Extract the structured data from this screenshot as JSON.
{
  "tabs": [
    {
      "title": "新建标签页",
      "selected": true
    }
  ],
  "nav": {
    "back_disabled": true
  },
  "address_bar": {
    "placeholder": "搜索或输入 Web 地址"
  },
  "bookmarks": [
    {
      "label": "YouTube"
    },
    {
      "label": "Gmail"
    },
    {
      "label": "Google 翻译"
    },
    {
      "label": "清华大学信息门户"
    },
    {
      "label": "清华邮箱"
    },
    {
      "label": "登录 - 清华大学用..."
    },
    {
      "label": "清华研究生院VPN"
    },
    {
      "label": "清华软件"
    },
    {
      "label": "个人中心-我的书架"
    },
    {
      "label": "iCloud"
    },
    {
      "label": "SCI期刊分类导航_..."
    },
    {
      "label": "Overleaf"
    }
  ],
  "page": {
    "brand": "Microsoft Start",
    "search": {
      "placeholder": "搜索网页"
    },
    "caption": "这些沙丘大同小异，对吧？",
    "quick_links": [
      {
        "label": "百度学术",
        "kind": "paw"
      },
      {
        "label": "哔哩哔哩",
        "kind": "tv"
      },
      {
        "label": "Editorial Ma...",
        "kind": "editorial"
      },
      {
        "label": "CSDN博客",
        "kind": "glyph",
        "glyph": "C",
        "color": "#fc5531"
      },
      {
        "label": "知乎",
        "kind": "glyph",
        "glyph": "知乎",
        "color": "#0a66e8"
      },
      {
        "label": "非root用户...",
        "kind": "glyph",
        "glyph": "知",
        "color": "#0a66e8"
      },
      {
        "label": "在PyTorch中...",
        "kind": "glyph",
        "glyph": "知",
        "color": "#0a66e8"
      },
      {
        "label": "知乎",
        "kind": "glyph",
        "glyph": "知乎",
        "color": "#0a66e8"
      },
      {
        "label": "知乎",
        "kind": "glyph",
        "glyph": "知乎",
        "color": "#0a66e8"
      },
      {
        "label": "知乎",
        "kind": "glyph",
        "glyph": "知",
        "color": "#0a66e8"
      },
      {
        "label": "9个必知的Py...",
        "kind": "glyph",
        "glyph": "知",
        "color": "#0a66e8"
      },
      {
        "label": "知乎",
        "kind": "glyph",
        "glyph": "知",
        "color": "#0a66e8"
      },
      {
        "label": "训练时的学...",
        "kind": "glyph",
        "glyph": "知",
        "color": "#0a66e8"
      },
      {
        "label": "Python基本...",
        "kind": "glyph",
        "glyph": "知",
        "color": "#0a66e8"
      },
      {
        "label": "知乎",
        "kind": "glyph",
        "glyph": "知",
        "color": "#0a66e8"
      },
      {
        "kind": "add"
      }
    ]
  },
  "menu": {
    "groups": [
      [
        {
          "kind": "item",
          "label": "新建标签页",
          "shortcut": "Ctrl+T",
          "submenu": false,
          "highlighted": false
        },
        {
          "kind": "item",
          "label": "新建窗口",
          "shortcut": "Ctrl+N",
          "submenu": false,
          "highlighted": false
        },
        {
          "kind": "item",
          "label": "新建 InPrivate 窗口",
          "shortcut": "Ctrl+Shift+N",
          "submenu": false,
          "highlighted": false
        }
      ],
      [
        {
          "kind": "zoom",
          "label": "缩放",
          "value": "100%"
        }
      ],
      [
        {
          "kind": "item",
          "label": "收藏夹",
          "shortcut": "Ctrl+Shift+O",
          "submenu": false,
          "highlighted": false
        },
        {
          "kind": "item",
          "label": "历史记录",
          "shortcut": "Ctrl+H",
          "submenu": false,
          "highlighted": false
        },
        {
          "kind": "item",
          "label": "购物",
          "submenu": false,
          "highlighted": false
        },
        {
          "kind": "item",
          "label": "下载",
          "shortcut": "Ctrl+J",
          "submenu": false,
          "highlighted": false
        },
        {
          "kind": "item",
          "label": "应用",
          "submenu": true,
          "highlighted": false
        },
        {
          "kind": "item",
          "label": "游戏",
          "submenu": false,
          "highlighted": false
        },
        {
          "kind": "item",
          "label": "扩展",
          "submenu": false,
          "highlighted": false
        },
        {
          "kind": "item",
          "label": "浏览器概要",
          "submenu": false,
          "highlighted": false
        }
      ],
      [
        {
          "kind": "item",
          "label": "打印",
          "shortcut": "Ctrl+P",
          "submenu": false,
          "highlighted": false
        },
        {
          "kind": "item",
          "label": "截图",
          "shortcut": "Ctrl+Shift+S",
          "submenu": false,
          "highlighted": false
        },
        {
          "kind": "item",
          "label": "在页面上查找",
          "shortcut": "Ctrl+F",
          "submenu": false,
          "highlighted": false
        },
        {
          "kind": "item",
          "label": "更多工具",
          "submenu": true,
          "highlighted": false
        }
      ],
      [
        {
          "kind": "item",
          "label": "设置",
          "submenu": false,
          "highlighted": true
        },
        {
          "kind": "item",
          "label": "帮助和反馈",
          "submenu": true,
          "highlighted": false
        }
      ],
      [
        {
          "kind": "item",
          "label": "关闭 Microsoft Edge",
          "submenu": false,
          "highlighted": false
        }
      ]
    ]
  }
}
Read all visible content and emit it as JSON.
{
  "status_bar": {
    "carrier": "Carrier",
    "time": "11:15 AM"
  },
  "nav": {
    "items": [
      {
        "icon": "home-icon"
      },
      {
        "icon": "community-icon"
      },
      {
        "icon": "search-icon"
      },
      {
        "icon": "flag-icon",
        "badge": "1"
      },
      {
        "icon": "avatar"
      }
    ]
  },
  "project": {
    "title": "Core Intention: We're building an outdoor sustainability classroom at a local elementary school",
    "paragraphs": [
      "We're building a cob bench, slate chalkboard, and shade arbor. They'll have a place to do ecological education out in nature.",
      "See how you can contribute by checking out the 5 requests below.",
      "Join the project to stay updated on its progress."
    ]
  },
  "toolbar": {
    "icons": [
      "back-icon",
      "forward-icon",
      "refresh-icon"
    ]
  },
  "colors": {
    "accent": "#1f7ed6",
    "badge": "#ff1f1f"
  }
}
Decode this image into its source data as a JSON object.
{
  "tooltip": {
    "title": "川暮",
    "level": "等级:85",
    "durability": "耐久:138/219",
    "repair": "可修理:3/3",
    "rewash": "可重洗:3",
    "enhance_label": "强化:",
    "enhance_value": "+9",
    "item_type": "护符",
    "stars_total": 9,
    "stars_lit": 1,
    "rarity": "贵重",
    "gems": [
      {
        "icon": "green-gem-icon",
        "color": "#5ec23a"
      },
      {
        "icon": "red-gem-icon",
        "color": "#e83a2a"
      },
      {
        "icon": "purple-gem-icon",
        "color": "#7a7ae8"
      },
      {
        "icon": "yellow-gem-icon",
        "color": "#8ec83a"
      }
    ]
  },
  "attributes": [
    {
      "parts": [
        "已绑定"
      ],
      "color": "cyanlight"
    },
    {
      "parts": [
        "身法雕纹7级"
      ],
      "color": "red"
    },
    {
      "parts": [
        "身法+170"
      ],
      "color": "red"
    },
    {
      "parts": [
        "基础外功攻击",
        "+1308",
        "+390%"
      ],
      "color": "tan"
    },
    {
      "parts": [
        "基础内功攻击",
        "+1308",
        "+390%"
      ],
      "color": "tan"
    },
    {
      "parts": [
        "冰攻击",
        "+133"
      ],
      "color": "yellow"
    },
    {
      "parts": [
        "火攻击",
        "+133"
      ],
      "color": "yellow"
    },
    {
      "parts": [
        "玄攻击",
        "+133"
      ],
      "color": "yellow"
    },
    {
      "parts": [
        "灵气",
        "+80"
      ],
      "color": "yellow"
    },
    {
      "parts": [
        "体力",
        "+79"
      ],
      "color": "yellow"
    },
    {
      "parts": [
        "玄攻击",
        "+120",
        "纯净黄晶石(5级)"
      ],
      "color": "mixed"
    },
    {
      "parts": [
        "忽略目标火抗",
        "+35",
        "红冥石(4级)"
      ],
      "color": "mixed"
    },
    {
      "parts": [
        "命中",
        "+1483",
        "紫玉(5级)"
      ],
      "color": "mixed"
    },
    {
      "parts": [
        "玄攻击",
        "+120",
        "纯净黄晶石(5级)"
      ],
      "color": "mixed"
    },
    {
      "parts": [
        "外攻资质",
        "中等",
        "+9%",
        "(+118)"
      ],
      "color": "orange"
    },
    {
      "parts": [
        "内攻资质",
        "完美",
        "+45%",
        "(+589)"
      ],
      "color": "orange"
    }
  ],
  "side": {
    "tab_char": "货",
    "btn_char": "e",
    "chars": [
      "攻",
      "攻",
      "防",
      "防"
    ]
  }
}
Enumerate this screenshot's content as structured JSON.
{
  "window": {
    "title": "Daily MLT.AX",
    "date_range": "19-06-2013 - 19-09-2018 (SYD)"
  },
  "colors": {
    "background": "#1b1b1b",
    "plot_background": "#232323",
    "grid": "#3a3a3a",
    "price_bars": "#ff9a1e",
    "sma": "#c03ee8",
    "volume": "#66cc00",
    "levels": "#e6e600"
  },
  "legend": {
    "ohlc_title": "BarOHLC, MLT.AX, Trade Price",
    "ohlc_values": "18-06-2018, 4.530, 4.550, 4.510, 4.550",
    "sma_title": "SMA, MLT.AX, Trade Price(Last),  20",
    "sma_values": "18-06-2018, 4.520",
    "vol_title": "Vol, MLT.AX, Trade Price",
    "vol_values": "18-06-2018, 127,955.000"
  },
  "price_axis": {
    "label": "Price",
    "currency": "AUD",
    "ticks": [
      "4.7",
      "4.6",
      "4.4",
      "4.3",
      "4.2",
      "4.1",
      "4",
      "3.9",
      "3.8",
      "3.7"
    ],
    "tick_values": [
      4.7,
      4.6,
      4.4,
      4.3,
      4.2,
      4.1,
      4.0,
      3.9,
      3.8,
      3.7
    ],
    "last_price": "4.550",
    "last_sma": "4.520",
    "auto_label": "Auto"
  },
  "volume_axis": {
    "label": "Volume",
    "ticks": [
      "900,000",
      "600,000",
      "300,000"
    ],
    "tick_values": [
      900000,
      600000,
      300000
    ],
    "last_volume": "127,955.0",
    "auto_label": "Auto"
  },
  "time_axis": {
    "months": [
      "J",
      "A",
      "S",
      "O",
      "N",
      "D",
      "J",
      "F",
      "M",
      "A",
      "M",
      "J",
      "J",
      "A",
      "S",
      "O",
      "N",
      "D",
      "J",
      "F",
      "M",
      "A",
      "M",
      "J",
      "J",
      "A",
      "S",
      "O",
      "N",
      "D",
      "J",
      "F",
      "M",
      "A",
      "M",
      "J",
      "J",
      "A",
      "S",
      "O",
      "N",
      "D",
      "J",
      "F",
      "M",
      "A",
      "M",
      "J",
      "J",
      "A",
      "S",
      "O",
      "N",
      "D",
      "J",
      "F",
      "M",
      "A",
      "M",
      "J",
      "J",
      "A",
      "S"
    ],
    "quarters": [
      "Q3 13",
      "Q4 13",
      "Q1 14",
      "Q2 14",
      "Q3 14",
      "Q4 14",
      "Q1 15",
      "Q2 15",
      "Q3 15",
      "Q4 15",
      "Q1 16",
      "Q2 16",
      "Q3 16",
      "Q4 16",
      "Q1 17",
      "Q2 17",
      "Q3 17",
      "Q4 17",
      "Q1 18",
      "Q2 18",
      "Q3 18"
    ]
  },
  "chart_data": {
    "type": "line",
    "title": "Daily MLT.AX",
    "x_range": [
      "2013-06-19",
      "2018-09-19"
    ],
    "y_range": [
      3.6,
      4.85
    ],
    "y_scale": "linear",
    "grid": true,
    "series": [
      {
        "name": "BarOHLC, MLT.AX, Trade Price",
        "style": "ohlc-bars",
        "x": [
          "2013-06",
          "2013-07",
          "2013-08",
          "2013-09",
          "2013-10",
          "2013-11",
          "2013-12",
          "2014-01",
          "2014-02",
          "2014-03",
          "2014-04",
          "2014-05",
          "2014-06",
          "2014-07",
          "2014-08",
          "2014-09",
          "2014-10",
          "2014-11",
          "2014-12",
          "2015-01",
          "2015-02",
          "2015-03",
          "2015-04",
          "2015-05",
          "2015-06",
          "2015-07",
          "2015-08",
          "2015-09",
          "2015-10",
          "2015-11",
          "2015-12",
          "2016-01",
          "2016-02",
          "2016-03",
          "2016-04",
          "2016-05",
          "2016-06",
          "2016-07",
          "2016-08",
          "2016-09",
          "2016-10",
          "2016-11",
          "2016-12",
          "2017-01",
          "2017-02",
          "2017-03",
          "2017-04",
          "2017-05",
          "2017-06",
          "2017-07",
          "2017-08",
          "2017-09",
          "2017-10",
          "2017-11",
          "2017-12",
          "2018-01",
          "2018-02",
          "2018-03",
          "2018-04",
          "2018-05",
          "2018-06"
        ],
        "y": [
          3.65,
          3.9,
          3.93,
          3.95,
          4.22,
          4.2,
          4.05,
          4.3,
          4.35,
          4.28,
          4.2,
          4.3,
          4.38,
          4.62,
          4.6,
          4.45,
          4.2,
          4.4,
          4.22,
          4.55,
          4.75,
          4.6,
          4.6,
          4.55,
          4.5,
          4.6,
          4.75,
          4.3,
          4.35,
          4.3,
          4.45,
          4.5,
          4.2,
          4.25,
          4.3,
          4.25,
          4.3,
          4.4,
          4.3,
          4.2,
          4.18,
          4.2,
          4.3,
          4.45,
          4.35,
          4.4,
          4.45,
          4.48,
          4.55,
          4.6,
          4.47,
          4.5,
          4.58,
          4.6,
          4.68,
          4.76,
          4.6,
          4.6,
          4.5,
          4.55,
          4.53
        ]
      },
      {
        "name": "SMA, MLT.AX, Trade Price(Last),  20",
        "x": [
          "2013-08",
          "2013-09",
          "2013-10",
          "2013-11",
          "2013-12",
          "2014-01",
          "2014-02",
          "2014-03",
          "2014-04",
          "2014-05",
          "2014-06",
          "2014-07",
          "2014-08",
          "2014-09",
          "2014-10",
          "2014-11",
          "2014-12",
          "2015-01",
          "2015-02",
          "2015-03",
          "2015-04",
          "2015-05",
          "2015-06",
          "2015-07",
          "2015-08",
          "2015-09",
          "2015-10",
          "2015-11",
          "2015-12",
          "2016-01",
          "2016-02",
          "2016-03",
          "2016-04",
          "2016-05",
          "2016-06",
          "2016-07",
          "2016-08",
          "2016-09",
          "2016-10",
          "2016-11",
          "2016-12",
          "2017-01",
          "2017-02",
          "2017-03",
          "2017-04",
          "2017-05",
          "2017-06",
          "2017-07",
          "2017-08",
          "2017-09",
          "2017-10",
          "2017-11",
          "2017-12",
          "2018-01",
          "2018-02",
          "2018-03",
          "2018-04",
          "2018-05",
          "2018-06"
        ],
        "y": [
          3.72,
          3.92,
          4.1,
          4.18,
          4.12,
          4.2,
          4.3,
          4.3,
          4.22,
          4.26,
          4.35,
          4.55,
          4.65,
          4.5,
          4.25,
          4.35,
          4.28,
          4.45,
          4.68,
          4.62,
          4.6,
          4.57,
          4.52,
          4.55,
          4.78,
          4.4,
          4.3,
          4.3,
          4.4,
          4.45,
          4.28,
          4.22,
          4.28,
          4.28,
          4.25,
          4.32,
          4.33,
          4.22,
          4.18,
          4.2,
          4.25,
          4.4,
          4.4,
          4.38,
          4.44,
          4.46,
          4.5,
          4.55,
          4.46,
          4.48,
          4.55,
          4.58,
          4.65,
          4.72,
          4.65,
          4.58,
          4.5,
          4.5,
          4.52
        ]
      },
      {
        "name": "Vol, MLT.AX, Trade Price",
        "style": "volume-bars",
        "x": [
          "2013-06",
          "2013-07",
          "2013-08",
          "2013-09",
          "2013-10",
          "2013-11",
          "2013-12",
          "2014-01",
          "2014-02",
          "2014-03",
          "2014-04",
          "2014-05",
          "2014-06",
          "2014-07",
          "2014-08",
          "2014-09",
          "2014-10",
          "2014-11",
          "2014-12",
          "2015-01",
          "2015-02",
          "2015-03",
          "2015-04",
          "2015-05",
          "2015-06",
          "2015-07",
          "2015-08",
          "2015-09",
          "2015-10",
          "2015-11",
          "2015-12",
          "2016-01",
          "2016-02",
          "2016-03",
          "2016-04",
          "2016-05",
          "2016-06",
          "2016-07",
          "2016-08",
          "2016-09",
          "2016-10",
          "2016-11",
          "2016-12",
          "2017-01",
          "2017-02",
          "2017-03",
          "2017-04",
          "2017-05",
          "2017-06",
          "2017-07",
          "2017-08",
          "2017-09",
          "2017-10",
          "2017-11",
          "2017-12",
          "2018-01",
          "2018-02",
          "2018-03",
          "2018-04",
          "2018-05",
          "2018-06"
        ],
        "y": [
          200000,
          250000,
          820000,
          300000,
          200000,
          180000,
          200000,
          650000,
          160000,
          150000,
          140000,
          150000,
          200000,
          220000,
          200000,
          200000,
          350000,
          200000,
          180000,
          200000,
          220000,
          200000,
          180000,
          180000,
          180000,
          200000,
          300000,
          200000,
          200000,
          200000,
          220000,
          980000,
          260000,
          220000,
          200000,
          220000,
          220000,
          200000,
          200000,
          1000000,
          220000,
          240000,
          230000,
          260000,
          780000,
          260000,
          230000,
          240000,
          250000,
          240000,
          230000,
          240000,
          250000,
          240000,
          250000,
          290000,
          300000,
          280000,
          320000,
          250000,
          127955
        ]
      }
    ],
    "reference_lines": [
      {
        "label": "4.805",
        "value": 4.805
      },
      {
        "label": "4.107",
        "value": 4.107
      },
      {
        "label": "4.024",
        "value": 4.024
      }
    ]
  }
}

========================================

Where a line in the entries holds the word "Trade", copy that line.

    "ohlc_title": "BarOHLC, MLT.AX, Trade Price",
    "sma_title": "SMA, MLT.AX, Trade Price(Last),  20",
    "vol_title": "Vol, MLT.AX, Trade Price",
        "name": "BarOHLC, MLT.AX, Trade Price",
        "name": "SMA, MLT.AX, Trade Price(Last),  20",
        "name": "Vol, MLT.AX, Trade Price",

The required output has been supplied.